» The exercise: Carry on writing the post about the Urban Dead cheat, which comes before the listing, starting right after its last sentence.

» Excerpted text:

Urban Dead is a new browser-based MMORPG that’s become popular recently. I’m not planning to talk about the game itself, at least not until I’ve played it a bit!, but there’s something worth noting here — a cheat called Groove Theory:

Groove Theory was a cheat for Urban Dead that claimed to exploit an apparent lack [sic] of a random number generator in the game, [so] that performing an action exactly eight seconds after a successful action would also be successful.

Kevan, the Urban Dead developer, confirmed that Groove Theory did indeed work, and made this comment after fixing the bug:

There is some pattern to the random numbers, playing around with them; “srand(time())” actually brings back some pretty terrible patterns, and an eight-second wait will catch some of these.

So — here’s my guess as to how this happened.

It appears that Urban Dead is implemented as a CGI script. I’ll speculate that somewhere near the top of the script, there’s a line of code along the lines of srand(time()), as Kevan mentioned. With a sufficiently fast network connection, and a sufficiently unloaded server, you can be reasonably sure that hitting “Refresh” will cause that srand call to be executed on the server within a fraction of a second of your button-press. In other words, through careful timing, the remote user can force the pseudo-random-number generator used to implement rand() into a desired set of states!

As this perl script demonstrates, the output from perl’s rand() is perfectly periodic in its low bits on a modern Linux machine, if constantly reseeded using srand()the demo script’s output decrements from 3 to 0 by 1 every 2 seconds, then repeats the cycle, indefinitely.

I don’t know if Urban Dead is a perl script, PHP, or whatever; but whatever language it’s written in, I’d guess that language uses the same PRNG implementation as perl is using on my Linux box.

As it turns out, this PRNG failing is pretty well-documented in the manual page for rand(3):

on older rand() implementations, and on current implementations on different systems, the lower-order bits are much less random than the higher-order bits. Do not use this function in applications intended to be portable when good randomness is needed.

» Dataset section:
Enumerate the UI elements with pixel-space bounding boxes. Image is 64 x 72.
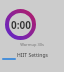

» Response to this task:
That manual page also quotes Numerical Recipes in C: The Art of Scientific Computing (William H. Press, Brian P. Flannery, Saul A. Teukolsky, William T. Vetterling; New York: Cambridge University Press, 1992 (2nd ed., p. 277)) as noting:

“If you want to generate a random integer between 1 and 10, you should always do it by using high-order bits, as in

j=1+(int) (10.0*rand()/(RAND_MAX+1.0));

and never by anything resembling

j=1+(rand() % 10);

(which uses lower-order bits).”

I think Groove Theory demonstrates this nicely!

Update: I need to be clearer here.

Most of the Groove Theory issue is caused by the repeated use of srand(). If the script could be seeded once, instead of at every request, or if the seed data came from a secure, non-predictable source like /dev/random, things would be a lot safer.

However, the behaviour of rand() is still an issue though, due to how it’s implemented. The classic UNIX rand() uses the srand() seed directly, to entirely replace the linear congruential PRNG’s state; on top of that, the arithmentic used means that the low-order bits have an extremely obvious, repeating, simple pattern, mapping directly to that seed’s value. This is what gives Groove Theory its practicability by a human, without computer aid; with a more complex algorithm, it’d still be guessable with the aid of a computer, but with the simple PRNG, it’s guessable, unaided.

Update 2: as noted in a comment, Linux glibc’s rand(3) is apparently quite good at producing decent numbers. However, perl’s rand() function doesn’t use that; it uses drand48(), which in glibc is still a linear congruential PRNG and displays the ‘low randomness in low-order bits’ behaviour.